▶ **Entries from a dataset**

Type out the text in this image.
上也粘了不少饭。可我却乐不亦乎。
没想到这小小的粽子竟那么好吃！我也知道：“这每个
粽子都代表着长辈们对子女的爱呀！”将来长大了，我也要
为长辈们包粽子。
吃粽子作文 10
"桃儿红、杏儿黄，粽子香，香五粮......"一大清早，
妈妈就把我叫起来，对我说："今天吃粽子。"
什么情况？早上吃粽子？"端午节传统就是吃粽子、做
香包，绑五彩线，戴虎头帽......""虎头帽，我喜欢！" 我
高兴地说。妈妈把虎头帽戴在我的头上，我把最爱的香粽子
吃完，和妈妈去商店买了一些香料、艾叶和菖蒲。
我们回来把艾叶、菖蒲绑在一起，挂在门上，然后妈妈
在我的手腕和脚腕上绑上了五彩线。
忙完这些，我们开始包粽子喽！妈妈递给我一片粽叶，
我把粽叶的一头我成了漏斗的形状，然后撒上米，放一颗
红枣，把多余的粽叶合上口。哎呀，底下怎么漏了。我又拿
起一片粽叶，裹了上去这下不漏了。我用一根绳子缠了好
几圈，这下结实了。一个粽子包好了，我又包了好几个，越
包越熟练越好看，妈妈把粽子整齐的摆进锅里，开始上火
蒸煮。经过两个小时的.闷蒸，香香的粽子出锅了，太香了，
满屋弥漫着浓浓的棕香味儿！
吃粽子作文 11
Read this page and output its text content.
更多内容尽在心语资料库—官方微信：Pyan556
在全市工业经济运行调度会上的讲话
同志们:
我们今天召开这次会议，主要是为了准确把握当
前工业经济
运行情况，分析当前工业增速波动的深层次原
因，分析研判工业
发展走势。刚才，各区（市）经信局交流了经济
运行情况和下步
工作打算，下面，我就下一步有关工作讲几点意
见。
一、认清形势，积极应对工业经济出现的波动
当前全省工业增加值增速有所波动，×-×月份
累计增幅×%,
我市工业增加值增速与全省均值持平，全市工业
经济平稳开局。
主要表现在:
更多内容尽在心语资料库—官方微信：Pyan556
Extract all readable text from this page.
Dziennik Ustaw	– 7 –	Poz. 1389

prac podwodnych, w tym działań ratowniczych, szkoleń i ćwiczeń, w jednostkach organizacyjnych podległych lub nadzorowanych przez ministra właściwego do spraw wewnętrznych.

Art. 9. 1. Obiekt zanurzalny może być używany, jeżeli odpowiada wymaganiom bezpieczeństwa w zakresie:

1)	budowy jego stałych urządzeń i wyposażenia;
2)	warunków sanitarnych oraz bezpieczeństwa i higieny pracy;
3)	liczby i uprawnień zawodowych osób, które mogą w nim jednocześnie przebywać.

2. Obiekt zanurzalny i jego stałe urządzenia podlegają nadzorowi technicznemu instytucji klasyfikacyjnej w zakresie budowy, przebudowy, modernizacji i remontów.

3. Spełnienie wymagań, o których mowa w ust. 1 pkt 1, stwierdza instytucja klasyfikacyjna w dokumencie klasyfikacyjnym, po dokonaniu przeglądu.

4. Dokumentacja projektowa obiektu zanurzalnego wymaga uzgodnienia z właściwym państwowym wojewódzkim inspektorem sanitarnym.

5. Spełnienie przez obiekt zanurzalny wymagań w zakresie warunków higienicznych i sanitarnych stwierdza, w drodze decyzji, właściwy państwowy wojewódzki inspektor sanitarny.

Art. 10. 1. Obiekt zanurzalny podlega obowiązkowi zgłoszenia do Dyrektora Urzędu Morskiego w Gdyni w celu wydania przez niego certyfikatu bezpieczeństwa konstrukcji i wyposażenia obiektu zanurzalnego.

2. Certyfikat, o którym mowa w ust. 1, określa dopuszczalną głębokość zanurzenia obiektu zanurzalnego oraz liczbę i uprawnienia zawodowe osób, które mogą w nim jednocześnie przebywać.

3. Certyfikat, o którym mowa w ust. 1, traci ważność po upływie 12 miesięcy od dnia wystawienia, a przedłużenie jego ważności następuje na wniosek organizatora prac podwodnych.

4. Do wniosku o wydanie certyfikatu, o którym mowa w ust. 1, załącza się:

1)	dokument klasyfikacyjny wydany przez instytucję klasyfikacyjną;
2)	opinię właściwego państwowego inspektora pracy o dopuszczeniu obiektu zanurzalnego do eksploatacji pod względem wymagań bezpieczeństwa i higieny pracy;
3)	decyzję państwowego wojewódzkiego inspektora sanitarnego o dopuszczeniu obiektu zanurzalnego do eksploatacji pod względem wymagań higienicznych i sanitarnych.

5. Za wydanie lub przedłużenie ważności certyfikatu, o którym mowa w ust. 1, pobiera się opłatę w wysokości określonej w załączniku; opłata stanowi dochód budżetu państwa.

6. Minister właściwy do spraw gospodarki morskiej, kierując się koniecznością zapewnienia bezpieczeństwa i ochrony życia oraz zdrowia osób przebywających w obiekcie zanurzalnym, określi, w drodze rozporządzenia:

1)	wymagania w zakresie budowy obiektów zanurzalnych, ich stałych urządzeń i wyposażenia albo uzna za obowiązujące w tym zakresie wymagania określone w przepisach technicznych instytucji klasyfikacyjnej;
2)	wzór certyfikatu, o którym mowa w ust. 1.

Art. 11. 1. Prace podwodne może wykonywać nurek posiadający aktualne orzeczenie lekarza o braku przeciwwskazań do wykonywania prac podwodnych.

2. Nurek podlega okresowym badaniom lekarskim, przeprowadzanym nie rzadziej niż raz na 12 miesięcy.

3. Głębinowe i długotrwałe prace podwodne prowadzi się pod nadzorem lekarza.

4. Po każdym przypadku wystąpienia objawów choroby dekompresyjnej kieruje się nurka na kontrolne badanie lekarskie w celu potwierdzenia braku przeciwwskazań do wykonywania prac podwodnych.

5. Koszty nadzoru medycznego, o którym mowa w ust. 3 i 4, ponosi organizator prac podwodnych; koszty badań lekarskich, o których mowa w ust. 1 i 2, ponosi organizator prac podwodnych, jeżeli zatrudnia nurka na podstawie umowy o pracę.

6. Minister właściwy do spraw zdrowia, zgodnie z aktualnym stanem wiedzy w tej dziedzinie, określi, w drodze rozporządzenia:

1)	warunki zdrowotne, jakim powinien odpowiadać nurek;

▶ **STATED GOAL**
Would you restate each of the entries word for word?

▶ **FINAL RESULT**
Type out the text in this image.
上也粘了不少饭。可我却乐不亦乎。
没想到这小小的粽子竟那么好吃！我也知道：“这每个
粽子都代表着长辈们对子女的爱呀！”将来长大了，我也要
为长辈们包粽子。
吃粽子作文 10
"桃儿红、杏儿黄，粽子香，香五粮......"一大清早，
妈妈就把我叫起来，对我说："今天吃粽子。"
什么情况？早上吃粽子？"端午节传统就是吃粽子、做
香包，绑五彩线，戴虎头帽......""虎头帽，我喜欢！" 我
高兴地说。妈妈把虎头帽戴在我的头上，我把最爱的香粽子
吃完，和妈妈去商店买了一些香料、艾叶和菖蒲。
我们回来把艾叶、菖蒲绑在一起，挂在门上，然后妈妈
在我的手腕和脚腕上绑上了五彩线。
忙完这些，我们开始包粽子喽！妈妈递给我一片粽叶，
我把粽叶的一头我成了漏斗的形状，然后撒上米，放一颗
红枣，把多余的粽叶合上口。哎呀，底下怎么漏了。我又拿
起一片粽叶，裹了上去这下不漏了。我用一根绳子缠了好
几圈，这下结实了。一个粽子包好了，我又包了好几个，越
包越熟练越好看，妈妈把粽子整齐的摆进锅里，开始上火
蒸煮。经过两个小时的.闷蒸，香香的粽子出锅了，太香了，
满屋弥漫着浓浓的棕香味儿！
吃粽子作文 11
Read this page and output its text content.
更多内容尽在心语资料库—官方微信：Pyan556
在全市工业经济运行调度会上的讲话
同志们:
我们今天召开这次会议，主要是为了准确把握当
前工业经济
运行情况，分析当前工业增速波动的深层次原
因，分析研判工业
发展走势。刚才，各区（市）经信局交流了经济
运行情况和下步
工作打算，下面，我就下一步有关工作讲几点意
见。
一、认清形势，积极应对工业经济出现的波动
当前全省工业增加值增速有所波动，×-×月份
累计增幅×%,
我市工业增加值增速与全省均值持平，全市工业
经济平稳开局。
主要表现在:
更多内容尽在心语资料库—官方微信：Pyan556
Extract all readable text from this page.
Dziennik Ustaw	– 7 –	Poz. 1389

prac podwodnych, w tym działań ratowniczych, szkoleń i ćwiczeń, w jednostkach organizacyjnych podległych lub nadzorowanych przez ministra właściwego do spraw wewnętrznych.

Art. 9. 1. Obiekt zanurzalny może być używany, jeżeli odpowiada wymaganiom bezpieczeństwa w zakresie:

1)	budowy jego stałych urządzeń i wyposażenia;
2)	warunków sanitarnych oraz bezpieczeństwa i higieny pracy;
3)	liczby i uprawnień zawodowych osób, które mogą w nim jednocześnie przebywać.

2. Obiekt zanurzalny i jego stałe urządzenia podlegają nadzorowi technicznemu instytucji klasyfikacyjnej w zakresie budowy, przebudowy, modernizacji i remontów.

3. Spełnienie wymagań, o których mowa w ust. 1 pkt 1, stwierdza instytucja klasyfikacyjna w dokumencie klasyfikacyjnym, po dokonaniu przeglądu.

4. Dokumentacja projektowa obiektu zanurzalnego wymaga uzgodnienia z właściwym państwowym wojewódzkim inspektorem sanitarnym.

5. Spełnienie przez obiekt zanurzalny wymagań w zakresie warunków higienicznych i sanitarnych stwierdza, w drodze decyzji, właściwy państwowy wojewódzki inspektor sanitarny.

Art. 10. 1. Obiekt zanurzalny podlega obowiązkowi zgłoszenia do Dyrektora Urzędu Morskiego w Gdyni w celu wydania przez niego certyfikatu bezpieczeństwa konstrukcji i wyposażenia obiektu zanurzalnego.

2. Certyfikat, o którym mowa w ust. 1, określa dopuszczalną głębokość zanurzenia obiektu zanurzalnego oraz liczbę i uprawnienia zawodowe osób, które mogą w nim jednocześnie przebywać.

3. Certyfikat, o którym mowa w ust. 1, traci ważność po upływie 12 miesięcy od dnia wystawienia, a przedłużenie jego ważności następuje na wniosek organizatora prac podwodnych.

4. Do wniosku o wydanie certyfikatu, o którym mowa w ust. 1, załącza się:

1)	dokument klasyfikacyjny wydany przez instytucję klasyfikacyjną;
2)	opinię właściwego państwowego inspektora pracy o dopuszczeniu obiektu zanurzalnego do eksploatacji pod względem wymagań bezpieczeństwa i higieny pracy;
3)	decyzję państwowego wojewódzkiego inspektora sanitarnego o dopuszczeniu obiektu zanurzalnego do eksploatacji pod względem wymagań higienicznych i sanitarnych.

5. Za wydanie lub przedłużenie ważności certyfikatu, o którym mowa w ust. 1, pobiera się opłatę w wysokości określonej w załączniku; opłata stanowi dochód budżetu państwa.

6. Minister właściwy do spraw gospodarki morskiej, kierując się koniecznością zapewnienia bezpieczeństwa i ochrony życia oraz zdrowia osób przebywających w obiekcie zanurzalnym, określi, w drodze rozporządzenia:

1)	wymagania w zakresie budowy obiektów zanurzalnych, ich stałych urządzeń i wyposażenia albo uzna za obowiązujące w tym zakresie wymagania określone w przepisach technicznych instytucji klasyfikacyjnej;
2)	wzór certyfikatu, o którym mowa w ust. 1.

Art. 11. 1. Prace podwodne może wykonywać nurek posiadający aktualne orzeczenie lekarza o braku przeciwwskazań do wykonywania prac podwodnych.

2. Nurek podlega okresowym badaniom lekarskim, przeprowadzanym nie rzadziej niż raz na 12 miesięcy.

3. Głębinowe i długotrwałe prace podwodne prowadzi się pod nadzorem lekarza.

4. Po każdym przypadku wystąpienia objawów choroby dekompresyjnej kieruje się nurka na kontrolne badanie lekarskie w celu potwierdzenia braku przeciwwskazań do wykonywania prac podwodnych.

5. Koszty nadzoru medycznego, o którym mowa w ust. 3 i 4, ponosi organizator prac podwodnych; koszty badań lekarskich, o których mowa w ust. 1 i 2, ponosi organizator prac podwodnych, jeżeli zatrudnia nurka na podstawie umowy o pracę.

6. Minister właściwy do spraw zdrowia, zgodnie z aktualnym stanem wiedzy w tej dziedzinie, określi, w drodze rozporządzenia:

1)	warunki zdrowotne, jakim powinien odpowiadać nurek;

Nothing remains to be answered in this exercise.